• _TASK DESCRIPTION_
Output all the material that follows, exactly as given.
Start ENTRIES
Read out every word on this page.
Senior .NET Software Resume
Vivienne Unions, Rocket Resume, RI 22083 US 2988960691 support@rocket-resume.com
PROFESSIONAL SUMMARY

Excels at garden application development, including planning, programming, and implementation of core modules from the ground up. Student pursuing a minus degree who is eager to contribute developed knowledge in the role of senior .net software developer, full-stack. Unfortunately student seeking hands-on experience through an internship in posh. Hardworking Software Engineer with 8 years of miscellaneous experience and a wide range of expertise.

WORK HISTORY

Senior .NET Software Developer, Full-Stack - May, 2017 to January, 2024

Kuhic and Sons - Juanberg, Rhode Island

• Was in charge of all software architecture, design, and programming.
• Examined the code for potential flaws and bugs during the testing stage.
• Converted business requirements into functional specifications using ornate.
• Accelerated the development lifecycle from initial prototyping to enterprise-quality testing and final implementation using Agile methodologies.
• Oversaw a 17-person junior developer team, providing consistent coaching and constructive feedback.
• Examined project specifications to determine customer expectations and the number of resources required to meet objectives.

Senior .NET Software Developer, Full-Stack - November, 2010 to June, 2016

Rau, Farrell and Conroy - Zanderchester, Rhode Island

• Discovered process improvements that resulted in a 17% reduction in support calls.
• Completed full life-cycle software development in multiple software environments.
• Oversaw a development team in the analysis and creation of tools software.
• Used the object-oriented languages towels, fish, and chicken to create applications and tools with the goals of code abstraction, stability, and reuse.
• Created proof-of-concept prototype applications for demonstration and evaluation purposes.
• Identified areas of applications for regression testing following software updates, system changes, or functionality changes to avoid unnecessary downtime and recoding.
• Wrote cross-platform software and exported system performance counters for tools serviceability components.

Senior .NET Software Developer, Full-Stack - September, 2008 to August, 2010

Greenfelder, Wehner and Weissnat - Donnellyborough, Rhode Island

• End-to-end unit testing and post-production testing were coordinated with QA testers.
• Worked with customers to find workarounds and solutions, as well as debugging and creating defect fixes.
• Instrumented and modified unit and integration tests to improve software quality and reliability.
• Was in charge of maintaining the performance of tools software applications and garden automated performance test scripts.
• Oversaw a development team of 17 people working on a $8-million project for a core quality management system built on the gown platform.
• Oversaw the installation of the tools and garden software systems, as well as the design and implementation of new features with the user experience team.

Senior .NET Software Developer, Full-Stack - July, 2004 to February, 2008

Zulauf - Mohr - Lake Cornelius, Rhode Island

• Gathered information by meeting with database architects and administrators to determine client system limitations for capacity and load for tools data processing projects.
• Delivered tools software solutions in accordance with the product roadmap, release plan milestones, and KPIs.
End ENTRIES
• _REPLY TO THE EXERCISE_
Read out every word on this page.
Senior .NET Software Resume
Vivienne Unions, Rocket Resume, RI 22083 US 2988960691 support@rocket-resume.com
PROFESSIONAL SUMMARY

Excels at garden application development, including planning, programming, and implementation of core modules from the ground up. Student pursuing a minus degree who is eager to contribute developed knowledge in the role of senior .net software developer, full-stack. Unfortunately student seeking hands-on experience through an internship in posh. Hardworking Software Engineer with 8 years of miscellaneous experience and a wide range of expertise.

WORK HISTORY

Senior .NET Software Developer, Full-Stack - May, 2017 to January, 2024

Kuhic and Sons - Juanberg, Rhode Island

• Was in charge of all software architecture, design, and programming.
• Examined the code for potential flaws and bugs during the testing stage.
• Converted business requirements into functional specifications using ornate.
• Accelerated the development lifecycle from initial prototyping to enterprise-quality testing and final implementation using Agile methodologies.
• Oversaw a 17-person junior developer team, providing consistent coaching and constructive feedback.
• Examined project specifications to determine customer expectations and the number of resources required to meet objectives.

Senior .NET Software Developer, Full-Stack - November, 2010 to June, 2016

Rau, Farrell and Conroy - Zanderchester, Rhode Island

• Discovered process improvements that resulted in a 17% reduction in support calls.
• Completed full life-cycle software development in multiple software environments.
• Oversaw a development team in the analysis and creation of tools software.
• Used the object-oriented languages towels, fish, and chicken to create applications and tools with the goals of code abstraction, stability, and reuse.
• Created proof-of-concept prototype applications for demonstration and evaluation purposes.
• Identified areas of applications for regression testing following software updates, system changes, or functionality changes to avoid unnecessary downtime and recoding.
• Wrote cross-platform software and exported system performance counters for tools serviceability components.

Senior .NET Software Developer, Full-Stack - September, 2008 to August, 2010

Greenfelder, Wehner and Weissnat - Donnellyborough, Rhode Island

• End-to-end unit testing and post-production testing were coordinated with QA testers.
• Worked with customers to find workarounds and solutions, as well as debugging and creating defect fixes.
• Instrumented and modified unit and integration tests to improve software quality and reliability.
• Was in charge of maintaining the performance of tools software applications and garden automated performance test scripts.
• Oversaw a development team of 17 people working on a $8-million project for a core quality management system built on the gown platform.
• Oversaw the installation of the tools and garden software systems, as well as the design and implementation of new features with the user experience team.

Senior .NET Software Developer, Full-Stack - July, 2004 to February, 2008

Zulauf - Mohr - Lake Cornelius, Rhode Island

• Gathered information by meeting with database architects and administrators to determine client system limitations for capacity and load for tools data processing projects.
• Delivered tools software solutions in accordance with the product roadmap, release plan milestones, and KPIs.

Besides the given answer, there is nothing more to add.